What to do -
Write out the entries verbatim and leave the images out of the copy.

Stored records:
** START **

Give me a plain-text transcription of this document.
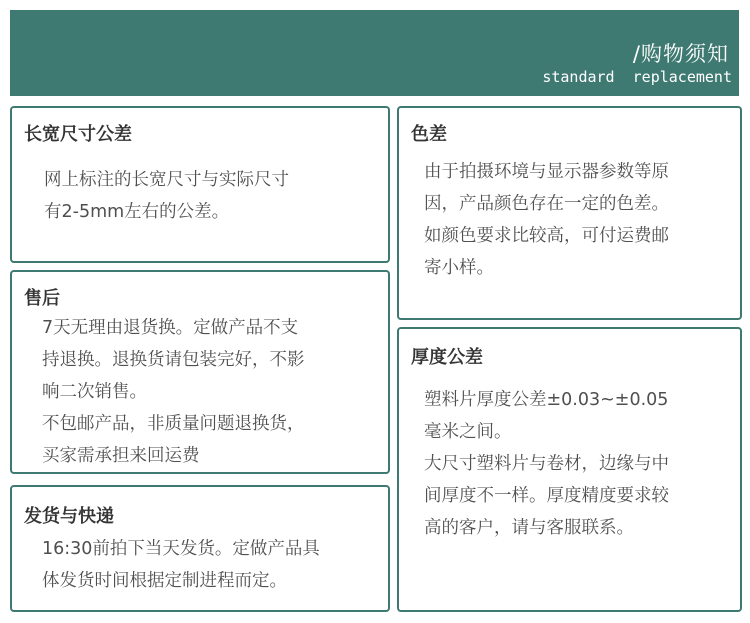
/购物须知
standard  replacement
长宽尺寸公差

网上标注的长宽尺寸与实际尺寸

有2-5mm左右的公差。

售后

7天无理由退货换。定做产品不支

持退换。退换货请包装完好，不影

响二次销售。

不包邮产品，非质量问题退换货，

买家需承担来回运费

发货与快递

16:30前拍下当天发货。定做产品具

体发货时间根据定制进程而定。

色差

由于拍摄环境与显示器参数等原

因，产品颜色存在一定的色差。

如颜色要求比较高，可付运费邮

寄小样。

厚度公差

塑料片厚度公差±0.03~±0.05

毫米之间。

大尺寸塑料片与卷材，边缘与中

间厚度不一样。厚度精度要求较

高的客户，请与客服联系。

** END **

Output below -
Give me a plain-text transcription of this document.
/购物须知
standard  replacement
长宽尺寸公差

网上标注的长宽尺寸与实际尺寸

有2-5mm左右的公差。

售后

7天无理由退货换。定做产品不支

持退换。退换货请包装完好，不影

响二次销售。

不包邮产品，非质量问题退换货，

买家需承担来回运费

发货与快递

16:30前拍下当天发货。定做产品具

体发货时间根据定制进程而定。

色差

由于拍摄环境与显示器参数等原

因，产品颜色存在一定的色差。

如颜色要求比较高，可付运费邮

寄小样。

厚度公差

塑料片厚度公差±0.03~±0.05

毫米之间。

大尺寸塑料片与卷材，边缘与中

间厚度不一样。厚度精度要求较

高的客户，请与客服联系。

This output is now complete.